--- Aim ---
Copy out each line exactly as it appears.

--- Listed entries ---
+ + +
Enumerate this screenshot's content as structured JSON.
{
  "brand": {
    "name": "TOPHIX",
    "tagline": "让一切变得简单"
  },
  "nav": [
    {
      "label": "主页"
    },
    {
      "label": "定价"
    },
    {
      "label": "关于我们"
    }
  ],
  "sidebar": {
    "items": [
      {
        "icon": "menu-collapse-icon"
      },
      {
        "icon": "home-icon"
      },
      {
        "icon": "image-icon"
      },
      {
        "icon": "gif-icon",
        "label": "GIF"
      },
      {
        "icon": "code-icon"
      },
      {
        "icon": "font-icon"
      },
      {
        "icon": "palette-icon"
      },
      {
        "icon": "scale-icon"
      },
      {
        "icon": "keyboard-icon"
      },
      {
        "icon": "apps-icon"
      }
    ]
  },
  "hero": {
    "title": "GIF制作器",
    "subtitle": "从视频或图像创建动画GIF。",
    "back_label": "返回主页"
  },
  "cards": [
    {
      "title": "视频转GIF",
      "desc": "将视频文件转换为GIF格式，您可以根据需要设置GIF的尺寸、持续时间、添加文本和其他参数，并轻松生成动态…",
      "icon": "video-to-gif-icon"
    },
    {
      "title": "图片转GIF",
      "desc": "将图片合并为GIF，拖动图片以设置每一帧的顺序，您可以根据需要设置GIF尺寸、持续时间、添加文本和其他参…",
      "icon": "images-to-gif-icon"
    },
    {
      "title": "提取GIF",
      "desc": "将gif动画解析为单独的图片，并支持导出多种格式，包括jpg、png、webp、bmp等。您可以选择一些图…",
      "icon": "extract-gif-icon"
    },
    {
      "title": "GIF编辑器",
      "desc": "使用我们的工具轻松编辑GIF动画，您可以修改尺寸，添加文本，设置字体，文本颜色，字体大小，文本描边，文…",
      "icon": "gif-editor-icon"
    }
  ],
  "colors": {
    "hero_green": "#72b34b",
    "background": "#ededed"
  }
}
+ + +
--- Exercise result ---
Enumerate this screenshot's content as structured JSON.
{
  "brand": {
    "name": "TOPHIX",
    "tagline": "让一切变得简单"
  },
  "nav": [
    {
      "label": "主页"
    },
    {
      "label": "定价"
    },
    {
      "label": "关于我们"
    }
  ],
  "sidebar": {
    "items": [
      {
        "icon": "menu-collapse-icon"
      },
      {
        "icon": "home-icon"
      },
      {
        "icon": "image-icon"
      },
      {
        "icon": "gif-icon",
        "label": "GIF"
      },
      {
        "icon": "code-icon"
      },
      {
        "icon": "font-icon"
      },
      {
        "icon": "palette-icon"
      },
      {
        "icon": "scale-icon"
      },
      {
        "icon": "keyboard-icon"
      },
      {
        "icon": "apps-icon"
      }
    ]
  },
  "hero": {
    "title": "GIF制作器",
    "subtitle": "从视频或图像创建动画GIF。",
    "back_label": "返回主页"
  },
  "cards": [
    {
      "title": "视频转GIF",
      "desc": "将视频文件转换为GIF格式，您可以根据需要设置GIF的尺寸、持续时间、添加文本和其他参数，并轻松生成动态…",
      "icon": "video-to-gif-icon"
    },
    {
      "title": "图片转GIF",
      "desc": "将图片合并为GIF，拖动图片以设置每一帧的顺序，您可以根据需要设置GIF尺寸、持续时间、添加文本和其他参…",
      "icon": "images-to-gif-icon"
    },
    {
      "title": "提取GIF",
      "desc": "将gif动画解析为单独的图片，并支持导出多种格式，包括jpg、png、webp、bmp等。您可以选择一些图…",
      "icon": "extract-gif-icon"
    },
    {
      "title": "GIF编辑器",
      "desc": "使用我们的工具轻松编辑GIF动画，您可以修改尺寸，添加文本，设置字体，文本颜色，字体大小，文本描边，文…",
      "icon": "gif-editor-icon"
    }
  ],
  "colors": {
    "hero_green": "#72b34b",
    "background": "#ededed"
  }
}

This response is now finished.